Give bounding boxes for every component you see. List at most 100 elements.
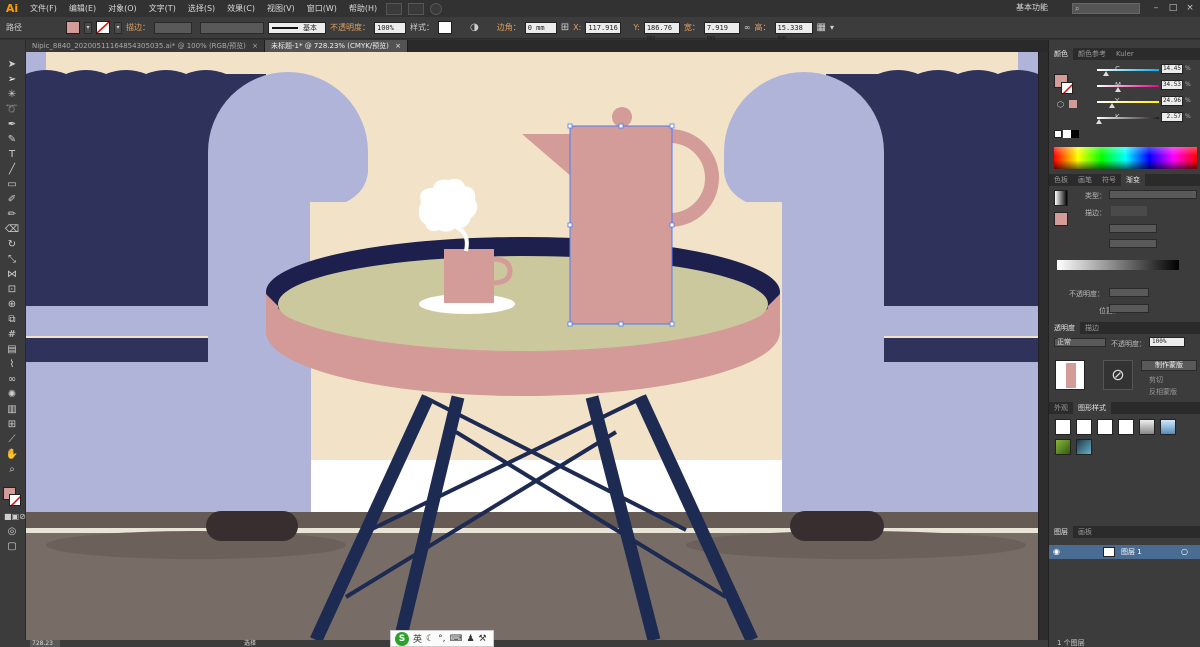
tab-appearance[interactable]: 外观	[1049, 402, 1073, 414]
curvature-tool-icon[interactable]: ✎	[4, 133, 20, 147]
tab-transparency[interactable]: 透明度	[1049, 322, 1080, 334]
graphic-style-green[interactable]	[1055, 439, 1071, 455]
wrench-icon[interactable]: ⚒	[479, 634, 487, 644]
object-thumbnail[interactable]	[1055, 360, 1085, 390]
rotate-tool-icon[interactable]: ↻	[4, 238, 20, 252]
blend-tool-icon[interactable]: ∞	[4, 373, 20, 387]
punctuation-icon[interactable]: °,	[438, 634, 445, 644]
menu-help[interactable]: 帮助(H)	[343, 0, 383, 17]
eyedropper-tool-icon[interactable]: ⌇	[4, 358, 20, 372]
width-tool-icon[interactable]: ⋈	[4, 268, 20, 282]
gradient-angle-field[interactable]	[1109, 224, 1157, 233]
paintbrush-tool-icon[interactable]: ✐	[4, 193, 20, 207]
close-button[interactable]: ×	[1182, 2, 1198, 14]
symbol-sprayer-tool-icon[interactable]: ✺	[4, 388, 20, 402]
blend-mode-select[interactable]: 正常	[1054, 338, 1106, 347]
tab-gradient[interactable]: 渐变	[1121, 174, 1145, 186]
lasso-tool-icon[interactable]: ➰	[4, 103, 20, 117]
shape-builder-tool-icon[interactable]: ⊕	[4, 298, 20, 312]
channel-slider-m[interactable]	[1097, 85, 1159, 87]
stroke-dropdown[interactable]: ▾	[114, 21, 122, 34]
eraser-tool-icon[interactable]: ⌫	[4, 223, 20, 237]
brush-definition-field[interactable]: 基本	[268, 21, 326, 34]
x-field[interactable]: 117.916	[585, 21, 622, 34]
layer-name[interactable]: 图层 1	[1121, 547, 1142, 557]
ime-toolbar[interactable]: S 英 ☾ °, ⌨ ♟ ⚒	[390, 630, 494, 647]
graphic-style-teal[interactable]	[1076, 439, 1092, 455]
channel-thumb-y[interactable]	[1109, 103, 1116, 108]
tab-color-guide[interactable]: 颜色参考	[1073, 48, 1111, 60]
color-spectrum[interactable]	[1054, 147, 1197, 169]
zoom-tool-icon[interactable]: ⌕	[4, 463, 20, 477]
color-mode-icon[interactable]: ■▣⊘	[4, 510, 26, 524]
visibility-eye-icon[interactable]: ◉	[1053, 547, 1060, 556]
arrange-docs-icon[interactable]	[408, 2, 425, 15]
channel-slider-k[interactable]	[1097, 117, 1159, 119]
fill-dropdown[interactable]: ▾	[84, 21, 92, 34]
menu-edit[interactable]: 编辑(E)	[63, 0, 102, 17]
menu-window[interactable]: 窗口(W)	[301, 0, 343, 17]
workspace-switcher[interactable]: 基本功能	[1016, 2, 1048, 13]
magic-wand-tool-icon[interactable]: ✳	[4, 88, 20, 102]
transform-icon[interactable]: ▦	[817, 22, 826, 33]
channel-thumb-m[interactable]	[1115, 87, 1122, 92]
channel-value-k[interactable]: 2.57	[1161, 112, 1183, 122]
line-tool-icon[interactable]: ╱	[4, 163, 20, 177]
free-transform-tool-icon[interactable]: ⊡	[4, 283, 20, 297]
make-mask-button[interactable]: 制作蒙版	[1141, 360, 1197, 371]
maximize-button[interactable]: □	[1165, 2, 1181, 14]
zoom-field[interactable]: 728.23	[30, 640, 60, 647]
w-field[interactable]: 7.919 mm	[703, 21, 740, 42]
gradient-fill-swatch[interactable]	[1054, 212, 1068, 226]
channel-value-m[interactable]: 34.53	[1161, 80, 1183, 90]
scale-tool-icon[interactable]: ⤡	[4, 253, 20, 267]
gradient-tool-icon[interactable]: ▤	[4, 343, 20, 357]
fill-swatch[interactable]	[66, 21, 80, 34]
tab-swatches[interactable]: 色板	[1049, 174, 1073, 186]
gradient-position-field[interactable]	[1109, 304, 1149, 313]
mesh-tool-icon[interactable]: #	[4, 328, 20, 342]
tab-nipic-document[interactable]: Nipic_8840_20200511164854305035.ai* @ 10…	[26, 40, 265, 52]
tab-untitled-document[interactable]: 未标题-1* @ 728.23% (CMYK/预览) ×	[264, 40, 409, 52]
type-tool-icon[interactable]: T	[4, 148, 20, 162]
hand-tool-icon[interactable]: ✋	[4, 448, 20, 462]
gradient-slider[interactable]	[1057, 260, 1179, 270]
tab-artboards[interactable]: 画板	[1073, 526, 1097, 538]
opacity-field[interactable]: 100%	[374, 21, 406, 34]
selection-tool-icon[interactable]: ➤	[4, 58, 20, 72]
no-mask-icon[interactable]: ⊘	[1103, 360, 1133, 390]
menu-object[interactable]: 对象(O)	[102, 0, 143, 17]
menu-view[interactable]: 视图(V)	[261, 0, 301, 17]
gradient-stroke-options[interactable]	[1111, 206, 1147, 216]
rectangle-tool-icon[interactable]: ▭	[4, 178, 20, 192]
ime-logo[interactable]: S	[395, 631, 409, 646]
invert-mask-checkbox[interactable]: 反相蒙版	[1149, 387, 1177, 397]
reference-point-icon[interactable]: ⊞	[561, 22, 569, 33]
gpu-icon[interactable]	[430, 2, 443, 15]
menu-select[interactable]: 选择(S)	[182, 0, 221, 17]
tab-layers[interactable]: 图层	[1049, 526, 1073, 538]
graphic-style-outline[interactable]	[1118, 419, 1134, 435]
gradient-aspect-field[interactable]	[1109, 239, 1157, 248]
tab-symbols[interactable]: 符号	[1097, 174, 1121, 186]
graphic-style-blue[interactable]	[1160, 419, 1176, 435]
channel-thumb-k[interactable]	[1095, 119, 1102, 124]
link-icon[interactable]: ∞	[744, 23, 751, 32]
keyboard-icon[interactable]: ⌨	[449, 634, 462, 644]
graphic-style-swatch[interactable]	[438, 21, 452, 34]
panel-menu-icon[interactable]: ▾	[830, 23, 834, 32]
channel-value-y[interactable]: 24.96	[1161, 96, 1183, 106]
minimize-button[interactable]: –	[1148, 2, 1164, 14]
perspective-tool-icon[interactable]: ⧉	[4, 313, 20, 327]
recolor-icon[interactable]: ◑	[470, 22, 479, 33]
search-input[interactable]	[1072, 3, 1140, 14]
pencil-tool-icon[interactable]: ✏	[4, 208, 20, 222]
artboard-tool-icon[interactable]: ⊞	[4, 418, 20, 432]
moon-icon[interactable]: ☾	[426, 634, 434, 644]
black-swatch[interactable]	[1071, 130, 1079, 138]
screen-mode-icon[interactable]: ▢	[4, 540, 20, 554]
stroke-color-swatch[interactable]	[9, 494, 21, 506]
layer-row[interactable]: ◉ 图层 1 ○	[1049, 545, 1200, 559]
tab-color[interactable]: 颜色	[1049, 48, 1073, 60]
graph-tool-icon[interactable]: ▥	[4, 403, 20, 417]
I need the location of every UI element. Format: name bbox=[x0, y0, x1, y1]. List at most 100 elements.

+++

## GOAL
Can you format every line of the listing above as a JSON list of strings, one string per line, with blank lines and pictures left out?

## RESULT FOR THIS TASK
[
  "Give bounding boxes for every component you see. List at most 100 elements.",
  "tab-appearance[interactable]: 外观\t[1049, 402, 1073, 414]",
  "curvature-tool-icon[interactable]: ✎\t[4, 133, 20, 147]",
  "tab-transparency[interactable]: 透明度\t[1049, 322, 1080, 334]",
  "graphic-style-green[interactable]\t[1055, 439, 1071, 455]",
  "wrench-icon[interactable]: ⚒\t[479, 634, 487, 644]",
  "object-thumbnail[interactable]\t[1055, 360, 1085, 390]",
  "rotate-tool-icon[interactable]: ↻\t[4, 238, 20, 252]",
  "blend-tool-icon[interactable]: ∞\t[4, 373, 20, 387]",
  "punctuation-icon[interactable]: °,\t[438, 634, 445, 644]",
  "menu-help[interactable]: 帮助(H)\t[343, 0, 383, 17]",
  "eyedropper-tool-icon[interactable]: ⌇\t[4, 358, 20, 372]",
  "width-tool-icon[interactable]: ⋈\t[4, 268, 20, 282]",
  "gradient-angle-field[interactable]\t[1109, 224, 1157, 233]",
  "paintbrush-tool-icon[interactable]: ✐\t[4, 193, 20, 207]",
  "close-button[interactable]: ×\t[1182, 2, 1198, 14]",
  "symbol-sprayer-tool-icon[interactable]: ✺\t[4, 388, 20, 402]",
  "blend-mode-select[interactable]: 正常\t[1054, 338, 1106, 347]",
  "tab-gradient[interactable]: 渐变\t[1121, 174, 1145, 186]",
  "lasso-tool-icon[interactable]: ➰\t[4, 103, 20, 117]",
  "shape-builder-tool-icon[interactable]: ⊕\t[4, 298, 20, 312]",
  "channel-slider-m[interactable]\t[1097, 85, 1159, 87]",
  "stroke-dropdown[interactable]: ▾\t[114, 21, 122, 34]",
  "eraser-tool-icon[interactable]: ⌫\t[4, 223, 20, 237]",
  "brush-definition-field[interactable]: 基本\t[268, 21, 326, 34]",
  "x-field[interactable]: 117.916\t[585, 21, 622, 34]",
  "layer-name[interactable]: 图层 1\t[1121, 547, 1142, 557]",
  "ime-toolbar[interactable]: S 英 ☾ °, ⌨ ♟ ⚒\t[390, 630, 494, 647]",
  "graphic-style-teal[interactable]\t[1076, 439, 1092, 455]",
  "channel-thumb-y[interactable]\t[1109, 103, 1116, 108]",
  "tab-color-guide[interactable]: 颜色参考\t[1073, 48, 1111, 60]",
  "color-spectrum[interactable]\t[1054, 147, 1197, 169]",
  "zoom-tool-icon[interactable]: ⌕\t[4, 463, 20, 477]",
  "color-mode-icon[interactable]: ■▣⊘\t[4, 510, 26, 524]",
  "visibility-eye-icon[interactable]: ◉\t[1053, 547, 1060, 556]",
  "arrange-docs-icon[interactable]\t[408, 2, 425, 15]",
  "channel-slider-k[interactable]\t[1097, 117, 1159, 119]",
  "fill-dropdown[interactable]: ▾\t[84, 21, 92, 34]",
  "menu-edit[interactable]: 编辑(E)\t[63, 0, 102, 17]",
  "menu-window[interactable]: 窗口(W)\t[301, 0, 343, 17]",
  "workspace-switcher[interactable]: 基本功能\t[1016, 2, 1048, 13]",
  "magic-wand-tool-icon[interactable]: ✳\t[4, 88, 20, 102]",
  "transform-icon[interactable]: ▦\t[817, 22, 826, 33]",
  "channel-thumb-m[interactable]\t[1115, 87, 1122, 92]",
  "channel-value-k[interactable]: 2.57\t[1161, 112, 1183, 122]",
  "line-tool-icon[interactable]: ╱\t[4, 163, 20, 177]",
  "free-transform-tool-icon[interactable]: ⊡\t[4, 283, 20, 297]",
  "make-mask-button[interactable]: 制作蒙版\t[1141, 360, 1197, 371]",
  "maximize-button[interactable]: □\t[1165, 2, 1181, 14]",
  "zoom-field[interactable]: 728.23\t[30, 640, 60, 647]",
  "w-field[interactable]: 7.919 mm\t[703, 21, 740, 42]",
  "gradient-fill-swatch[interactable]\t[1054, 212, 1068, 226]",
  "channel-value-m[interactable]: 34.53\t[1161, 80, 1183, 90]",
  "scale-tool-icon[interactable]: ⤡\t[4, 253, 20, 267]",
  "gradient-tool-icon[interactable]: ▤\t[4, 343, 20, 357]",
  "fill-swatch[interactable]\t[66, 21, 80, 34]",
  "tab-swatches[interactable]: 色板\t[1049, 174, 1073, 186]",
  "gradient-position-field[interactable]\t[1109, 304, 1149, 313]",
  "mesh-tool-icon[interactable]: #\t[4, 328, 20, 342]",
  "tab-nipic-document[interactable]: Nipic_8840_20200511164854305035.ai* @ 10…\t[26, 40, 265, 52]",
  "tab-untitled-document[interactable]: 未标题-1* @ 728.23% (CMYK/预览) ×\t[264, 40, 409, 52]",
  "type-tool-icon[interactable]: T\t[4, 148, 20, 162]",
  "hand-tool-icon[interactable]: ✋\t[4, 448, 20, 462]",
  "gradient-slider[interactable]\t[1057, 260, 1179, 270]",
  "tab-artboards[interactable]: 画板\t[1073, 526, 1097, 538]",
  "opacity-field[interactable]: 100%\t[374, 21, 406, 34]",
  "selection-tool-icon[interactable]: ➤\t[4, 58, 20, 72]",
  "no-mask-icon[interactable]: ⊘\t[1103, 360, 1133, 390]",
  "menu-object[interactable]: 对象(O)\t[102, 0, 143, 17]",
  "menu-view[interactable]: 视图(V)\t[261, 0, 301, 17]",
  "gradient-stroke-options[interactable]\t[1111, 206, 1147, 216]",
  "rectangle-tool-icon[interactable]: ▭\t[4, 178, 20, 192]",
  "ime-logo[interactable]: S\t[395, 631, 409, 646]",
  "invert-mask-checkbox[interactable]: 反相蒙版\t[1149, 387, 1177, 397]",
  "reference-point-icon[interactable]: ⊞\t[561, 22, 569, 33]",
  "gpu-icon[interactable]\t[430, 2, 443, 15]",
  "menu-select[interactable]: 选择(S)\t[182, 0, 221, 17]",
  "tab-layers[interactable]: 图层\t[1049, 526, 1073, 538]",
  "graphic-style-outline[interactable]\t[1118, 419, 1134, 435]",
  "gradient-aspect-field[interactable]\t[1109, 239, 1157, 248]",
  "tab-symbols[interactable]: 符号\t[1097, 174, 1121, 186]",
  "graphic-style-blue[interactable]\t[1160, 419, 1176, 435]",
  "channel-thumb-k[interactable]\t[1095, 119, 1102, 124]",
  "link-icon[interactable]: ∞\t[744, 23, 751, 32]",
  "keyboard-icon[interactable]: ⌨\t[449, 634, 462, 644]",
  "graphic-style-swatch[interactable]\t[438, 21, 452, 34]",
  "panel-menu-icon[interactable]: ▾\t[830, 23, 834, 32]",
  "channel-value-y[interactable]: 24.96\t[1161, 96, 1183, 106]",
  "minimize-button[interactable]: –\t[1148, 2, 1164, 14]",
  "perspective-tool-icon[interactable]: ⧉\t[4, 313, 20, 327]",
  "recolor-icon[interactable]: ◑\t[470, 22, 479, 33]",
  "search-input[interactable]\t[1072, 3, 1140, 14]",
  "pencil-tool-icon[interactable]: ✏\t[4, 208, 20, 222]",
  "artboard-tool-icon[interactable]: ⊞\t[4, 418, 20, 432]",
  "moon-icon[interactable]: ☾\t[426, 634, 434, 644]",
  "black-swatch[interactable]\t[1071, 130, 1079, 138]",
  "screen-mode-icon[interactable]: ▢\t[4, 540, 20, 554]",
  "stroke-color-swatch[interactable]\t[9, 494, 21, 506]",
  "layer-row[interactable]: ◉ 图层 1 ○\t[1049, 545, 1200, 559]",
  "tab-color[interactable]: 颜色\t[1049, 48, 1073, 60]",
  "graph-tool-icon[interactable]: ▥\t[4, 403, 20, 417]",
  "I need the location of every UI element. Format: name bbox=[x0, y0, x1, y1]. List at most 100 elements."
]